Given exercise. Copy out each line that has "ZLOŽKY" in it.

Entries provided.
+---+
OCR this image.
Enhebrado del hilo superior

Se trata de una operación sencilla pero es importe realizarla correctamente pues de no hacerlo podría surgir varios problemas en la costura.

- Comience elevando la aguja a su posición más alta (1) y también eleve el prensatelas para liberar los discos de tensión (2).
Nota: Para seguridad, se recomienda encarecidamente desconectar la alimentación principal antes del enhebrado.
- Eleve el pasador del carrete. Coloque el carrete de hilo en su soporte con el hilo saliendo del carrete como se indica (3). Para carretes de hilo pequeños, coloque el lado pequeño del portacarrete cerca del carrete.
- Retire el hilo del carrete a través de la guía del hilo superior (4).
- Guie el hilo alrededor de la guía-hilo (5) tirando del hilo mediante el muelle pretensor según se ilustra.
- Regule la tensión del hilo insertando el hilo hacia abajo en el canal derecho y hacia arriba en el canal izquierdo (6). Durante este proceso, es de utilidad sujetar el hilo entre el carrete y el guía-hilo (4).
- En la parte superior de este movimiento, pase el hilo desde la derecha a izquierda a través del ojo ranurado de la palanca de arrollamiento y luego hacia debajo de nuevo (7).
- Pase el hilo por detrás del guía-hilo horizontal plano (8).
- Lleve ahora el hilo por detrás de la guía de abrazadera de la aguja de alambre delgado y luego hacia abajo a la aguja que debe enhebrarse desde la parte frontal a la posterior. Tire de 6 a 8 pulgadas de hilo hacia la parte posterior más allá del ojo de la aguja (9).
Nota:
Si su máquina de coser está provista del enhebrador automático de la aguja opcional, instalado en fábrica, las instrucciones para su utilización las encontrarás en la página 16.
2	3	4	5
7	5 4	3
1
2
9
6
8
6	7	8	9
+---+
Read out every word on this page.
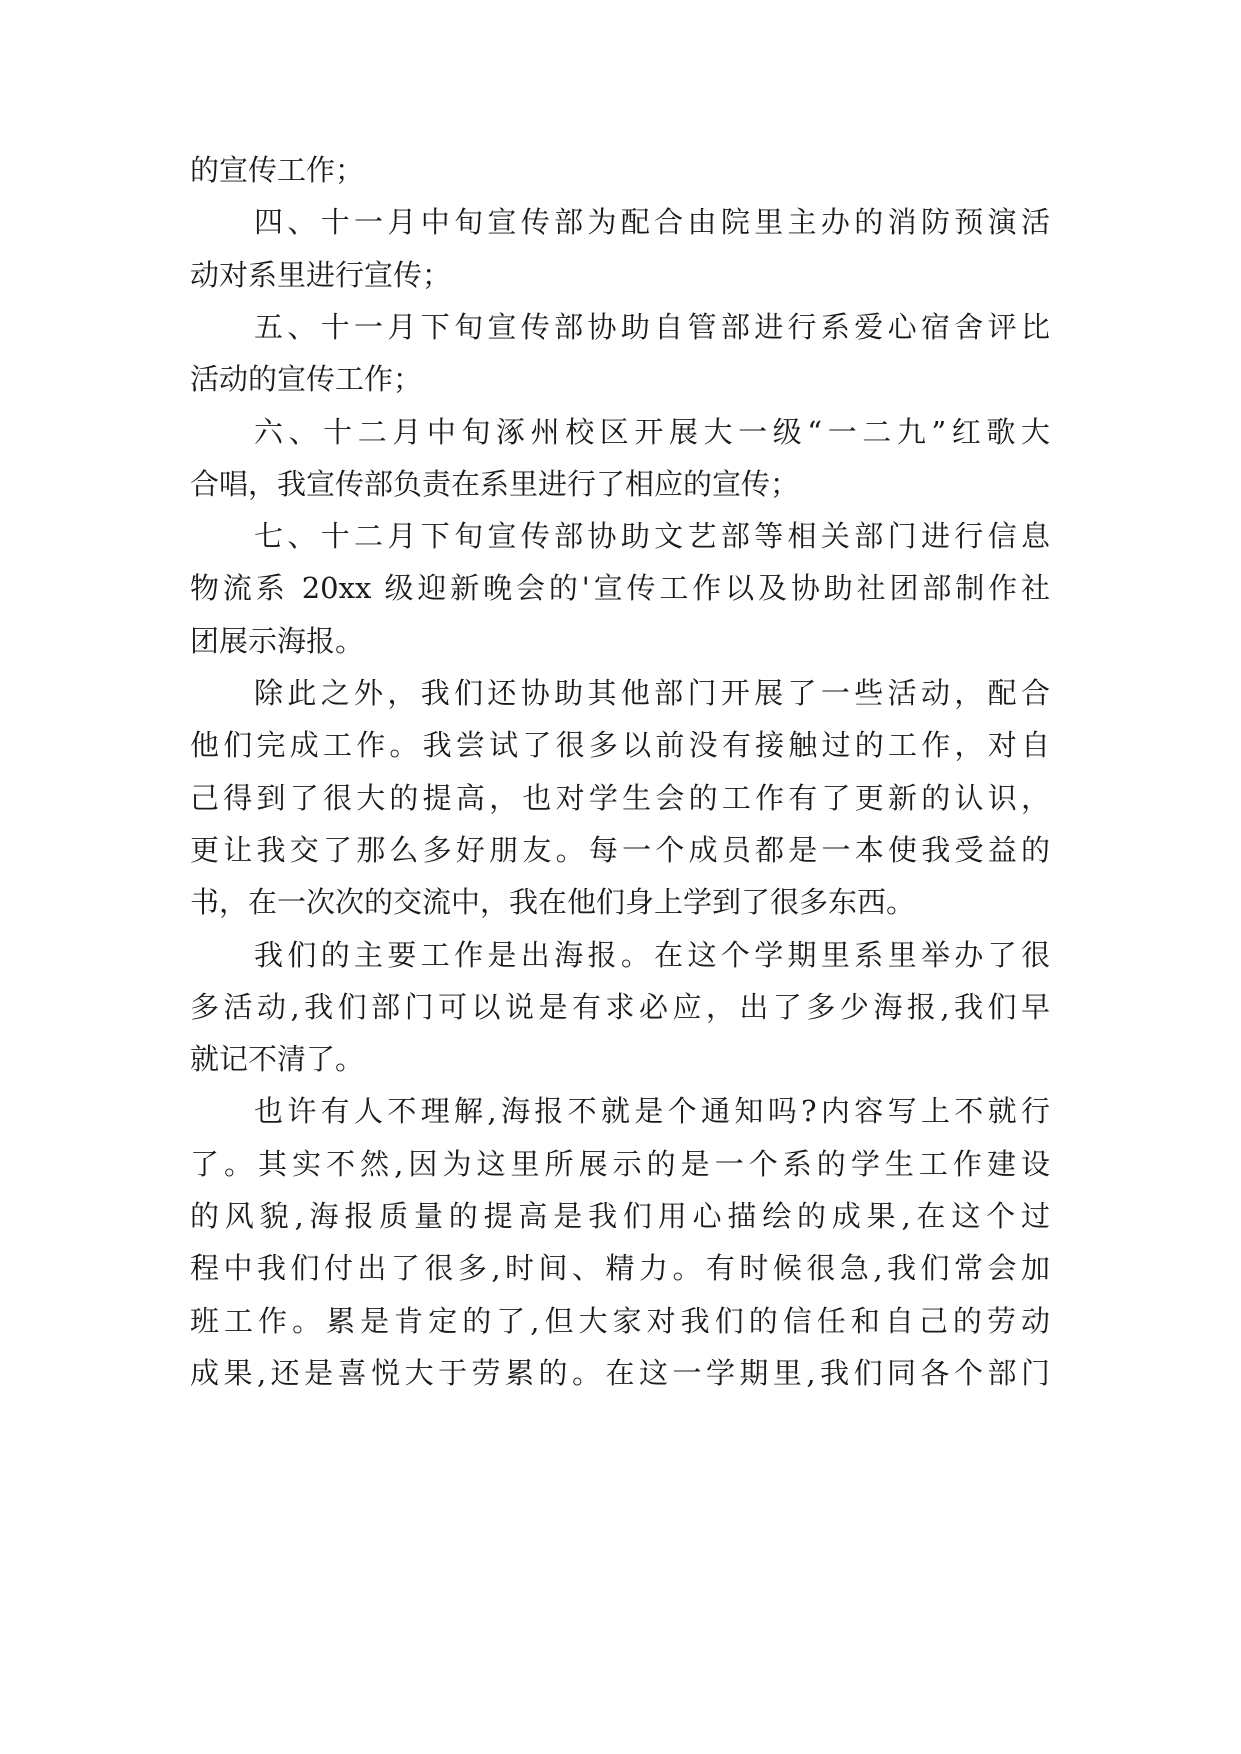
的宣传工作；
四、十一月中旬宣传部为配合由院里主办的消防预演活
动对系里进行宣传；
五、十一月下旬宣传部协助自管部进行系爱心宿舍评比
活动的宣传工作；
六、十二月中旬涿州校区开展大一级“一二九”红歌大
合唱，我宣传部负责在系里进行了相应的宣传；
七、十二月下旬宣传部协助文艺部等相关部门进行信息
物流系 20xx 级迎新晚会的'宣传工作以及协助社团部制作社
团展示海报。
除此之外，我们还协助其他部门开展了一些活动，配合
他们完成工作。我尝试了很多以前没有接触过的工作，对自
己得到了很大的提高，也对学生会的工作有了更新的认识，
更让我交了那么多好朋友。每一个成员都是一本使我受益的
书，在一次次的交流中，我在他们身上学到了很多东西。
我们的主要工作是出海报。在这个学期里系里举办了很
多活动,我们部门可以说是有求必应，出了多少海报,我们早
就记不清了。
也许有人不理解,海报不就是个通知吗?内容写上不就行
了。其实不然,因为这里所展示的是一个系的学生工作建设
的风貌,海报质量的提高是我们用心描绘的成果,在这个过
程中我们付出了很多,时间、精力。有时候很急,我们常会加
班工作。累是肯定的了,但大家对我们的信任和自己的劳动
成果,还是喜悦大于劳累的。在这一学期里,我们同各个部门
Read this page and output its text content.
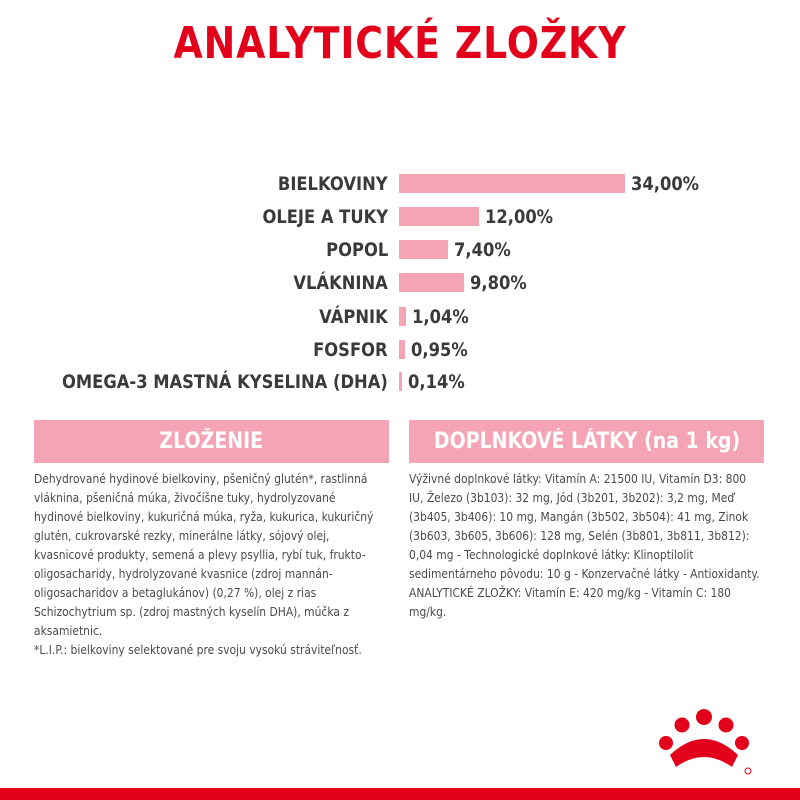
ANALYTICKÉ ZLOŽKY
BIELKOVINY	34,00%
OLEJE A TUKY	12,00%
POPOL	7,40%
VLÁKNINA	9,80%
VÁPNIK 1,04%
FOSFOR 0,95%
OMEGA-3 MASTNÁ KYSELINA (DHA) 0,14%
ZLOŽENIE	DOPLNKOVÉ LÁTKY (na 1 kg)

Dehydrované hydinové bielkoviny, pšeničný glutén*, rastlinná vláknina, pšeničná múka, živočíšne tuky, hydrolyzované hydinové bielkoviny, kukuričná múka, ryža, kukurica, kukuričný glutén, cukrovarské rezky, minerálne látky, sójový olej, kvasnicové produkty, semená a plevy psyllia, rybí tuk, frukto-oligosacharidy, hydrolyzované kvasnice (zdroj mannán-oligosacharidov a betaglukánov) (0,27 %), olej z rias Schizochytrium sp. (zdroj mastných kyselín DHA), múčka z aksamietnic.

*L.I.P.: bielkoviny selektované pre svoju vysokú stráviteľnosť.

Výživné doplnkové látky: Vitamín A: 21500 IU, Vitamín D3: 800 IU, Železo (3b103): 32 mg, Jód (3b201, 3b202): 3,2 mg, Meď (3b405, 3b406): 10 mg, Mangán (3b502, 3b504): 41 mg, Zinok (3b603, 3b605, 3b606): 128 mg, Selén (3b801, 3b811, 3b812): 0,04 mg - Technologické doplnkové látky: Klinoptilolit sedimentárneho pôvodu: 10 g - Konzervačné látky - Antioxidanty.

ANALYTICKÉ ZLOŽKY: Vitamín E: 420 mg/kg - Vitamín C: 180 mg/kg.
+---+
Exercise answer.
ANALYTICKÉ ZLOŽKY
ANALYTICKÉ ZLOŽKY: Vitamín E: 420 mg/kg - Vitamín C: 180 mg/kg.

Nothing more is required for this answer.